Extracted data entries

------------------------

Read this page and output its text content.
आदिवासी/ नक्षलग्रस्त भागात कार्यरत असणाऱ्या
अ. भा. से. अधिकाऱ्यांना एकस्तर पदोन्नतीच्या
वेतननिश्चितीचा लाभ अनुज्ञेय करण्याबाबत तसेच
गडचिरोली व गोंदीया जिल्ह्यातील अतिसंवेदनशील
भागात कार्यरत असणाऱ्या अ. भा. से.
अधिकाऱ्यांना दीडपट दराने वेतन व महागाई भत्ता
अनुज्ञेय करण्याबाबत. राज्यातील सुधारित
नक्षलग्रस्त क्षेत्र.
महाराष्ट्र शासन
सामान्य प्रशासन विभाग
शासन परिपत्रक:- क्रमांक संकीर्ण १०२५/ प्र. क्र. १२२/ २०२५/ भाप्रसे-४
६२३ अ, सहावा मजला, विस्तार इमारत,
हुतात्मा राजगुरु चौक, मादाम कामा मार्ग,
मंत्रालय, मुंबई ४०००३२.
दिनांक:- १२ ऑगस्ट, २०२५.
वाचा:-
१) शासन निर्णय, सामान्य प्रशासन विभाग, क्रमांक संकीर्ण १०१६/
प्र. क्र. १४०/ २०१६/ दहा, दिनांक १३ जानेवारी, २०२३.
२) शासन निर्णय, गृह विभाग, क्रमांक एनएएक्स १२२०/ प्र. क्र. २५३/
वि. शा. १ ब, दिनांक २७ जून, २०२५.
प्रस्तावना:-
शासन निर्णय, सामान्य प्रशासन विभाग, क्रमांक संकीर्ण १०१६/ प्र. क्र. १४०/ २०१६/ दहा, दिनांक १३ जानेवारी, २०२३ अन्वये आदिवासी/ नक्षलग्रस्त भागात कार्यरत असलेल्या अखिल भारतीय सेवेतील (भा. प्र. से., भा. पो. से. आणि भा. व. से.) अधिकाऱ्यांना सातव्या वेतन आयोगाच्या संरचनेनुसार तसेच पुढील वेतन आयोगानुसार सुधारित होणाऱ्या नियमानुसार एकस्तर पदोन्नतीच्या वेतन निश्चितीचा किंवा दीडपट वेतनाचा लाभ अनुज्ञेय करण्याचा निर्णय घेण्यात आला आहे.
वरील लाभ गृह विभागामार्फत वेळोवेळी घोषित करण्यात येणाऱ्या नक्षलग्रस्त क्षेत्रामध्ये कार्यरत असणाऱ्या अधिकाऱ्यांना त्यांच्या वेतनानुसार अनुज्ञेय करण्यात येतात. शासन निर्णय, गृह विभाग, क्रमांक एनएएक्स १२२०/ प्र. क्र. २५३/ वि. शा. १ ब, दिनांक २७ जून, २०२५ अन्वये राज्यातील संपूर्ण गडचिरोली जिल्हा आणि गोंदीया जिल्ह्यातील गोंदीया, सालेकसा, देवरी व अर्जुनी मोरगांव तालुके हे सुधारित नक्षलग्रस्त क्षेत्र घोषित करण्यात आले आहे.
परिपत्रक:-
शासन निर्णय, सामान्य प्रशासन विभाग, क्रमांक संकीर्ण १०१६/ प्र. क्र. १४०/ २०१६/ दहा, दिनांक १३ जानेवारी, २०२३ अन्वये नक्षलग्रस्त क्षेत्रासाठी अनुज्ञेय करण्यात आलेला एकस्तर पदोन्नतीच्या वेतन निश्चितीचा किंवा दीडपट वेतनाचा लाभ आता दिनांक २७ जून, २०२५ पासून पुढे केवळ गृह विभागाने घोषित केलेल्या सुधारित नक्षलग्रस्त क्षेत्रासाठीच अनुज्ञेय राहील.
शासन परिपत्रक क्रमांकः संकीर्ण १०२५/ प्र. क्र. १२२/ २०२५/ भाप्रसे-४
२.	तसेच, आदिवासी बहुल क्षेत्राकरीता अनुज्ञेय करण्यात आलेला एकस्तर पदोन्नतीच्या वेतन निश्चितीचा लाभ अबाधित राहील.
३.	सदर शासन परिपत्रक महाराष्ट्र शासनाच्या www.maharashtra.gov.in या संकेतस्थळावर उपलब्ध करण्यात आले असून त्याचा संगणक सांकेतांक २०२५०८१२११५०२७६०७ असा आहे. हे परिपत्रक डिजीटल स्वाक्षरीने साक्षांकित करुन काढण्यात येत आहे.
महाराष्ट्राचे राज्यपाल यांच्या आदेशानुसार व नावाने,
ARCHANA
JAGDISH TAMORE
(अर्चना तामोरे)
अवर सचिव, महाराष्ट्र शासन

------------------------

● What to produce:
Reproduce each line verbatim.

● Problem solution:
Read this page and output its text content.
आदिवासी/ नक्षलग्रस्त भागात कार्यरत असणाऱ्या
अ. भा. से. अधिकाऱ्यांना एकस्तर पदोन्नतीच्या
वेतननिश्चितीचा लाभ अनुज्ञेय करण्याबाबत तसेच
गडचिरोली व गोंदीया जिल्ह्यातील अतिसंवेदनशील
भागात कार्यरत असणाऱ्या अ. भा. से.
अधिकाऱ्यांना दीडपट दराने वेतन व महागाई भत्ता
अनुज्ञेय करण्याबाबत. राज्यातील सुधारित
नक्षलग्रस्त क्षेत्र.
महाराष्ट्र शासन
सामान्य प्रशासन विभाग
शासन परिपत्रक:- क्रमांक संकीर्ण १०२५/ प्र. क्र. १२२/ २०२५/ भाप्रसे-४
६२३ अ, सहावा मजला, विस्तार इमारत,
हुतात्मा राजगुरु चौक, मादाम कामा मार्ग,
मंत्रालय, मुंबई ४०००३२.
दिनांक:- १२ ऑगस्ट, २०२५.
वाचा:-
१) शासन निर्णय, सामान्य प्रशासन विभाग, क्रमांक संकीर्ण १०१६/
प्र. क्र. १४०/ २०१६/ दहा, दिनांक १३ जानेवारी, २०२३.
२) शासन निर्णय, गृह विभाग, क्रमांक एनएएक्स १२२०/ प्र. क्र. २५३/
वि. शा. १ ब, दिनांक २७ जून, २०२५.
प्रस्तावना:-
शासन निर्णय, सामान्य प्रशासन विभाग, क्रमांक संकीर्ण १०१६/ प्र. क्र. १४०/ २०१६/ दहा, दिनांक १३ जानेवारी, २०२३ अन्वये आदिवासी/ नक्षलग्रस्त भागात कार्यरत असलेल्या अखिल भारतीय सेवेतील (भा. प्र. से., भा. पो. से. आणि भा. व. से.) अधिकाऱ्यांना सातव्या वेतन आयोगाच्या संरचनेनुसार तसेच पुढील वेतन आयोगानुसार सुधारित होणाऱ्या नियमानुसार एकस्तर पदोन्नतीच्या वेतन निश्चितीचा किंवा दीडपट वेतनाचा लाभ अनुज्ञेय करण्याचा निर्णय घेण्यात आला आहे.
वरील लाभ गृह विभागामार्फत वेळोवेळी घोषित करण्यात येणाऱ्या नक्षलग्रस्त क्षेत्रामध्ये कार्यरत असणाऱ्या अधिकाऱ्यांना त्यांच्या वेतनानुसार अनुज्ञेय करण्यात येतात. शासन निर्णय, गृह विभाग, क्रमांक एनएएक्स १२२०/ प्र. क्र. २५३/ वि. शा. १ ब, दिनांक २७ जून, २०२५ अन्वये राज्यातील संपूर्ण गडचिरोली जिल्हा आणि गोंदीया जिल्ह्यातील गोंदीया, सालेकसा, देवरी व अर्जुनी मोरगांव तालुके हे सुधारित नक्षलग्रस्त क्षेत्र घोषित करण्यात आले आहे.
परिपत्रक:-
शासन निर्णय, सामान्य प्रशासन विभाग, क्रमांक संकीर्ण १०१६/ प्र. क्र. १४०/ २०१६/ दहा, दिनांक १३ जानेवारी, २०२३ अन्वये नक्षलग्रस्त क्षेत्रासाठी अनुज्ञेय करण्यात आलेला एकस्तर पदोन्नतीच्या वेतन निश्चितीचा किंवा दीडपट वेतनाचा लाभ आता दिनांक २७ जून, २०२५ पासून पुढे केवळ गृह विभागाने घोषित केलेल्या सुधारित नक्षलग्रस्त क्षेत्रासाठीच अनुज्ञेय राहील.
शासन परिपत्रक क्रमांकः संकीर्ण १०२५/ प्र. क्र. १२२/ २०२५/ भाप्रसे-४
२.	तसेच, आदिवासी बहुल क्षेत्राकरीता अनुज्ञेय करण्यात आलेला एकस्तर पदोन्नतीच्या वेतन निश्चितीचा लाभ अबाधित राहील.
३.	सदर शासन परिपत्रक महाराष्ट्र शासनाच्या www.maharashtra.gov.in या संकेतस्थळावर उपलब्ध करण्यात आले असून त्याचा संगणक सांकेतांक २०२५०८१२११५०२७६०७ असा आहे. हे परिपत्रक डिजीटल स्वाक्षरीने साक्षांकित करुन काढण्यात येत आहे.
महाराष्ट्राचे राज्यपाल यांच्या आदेशानुसार व नावाने,
ARCHANA
JAGDISH TAMORE
(अर्चना तामोरे)
अवर सचिव, महाराष्ट्र शासन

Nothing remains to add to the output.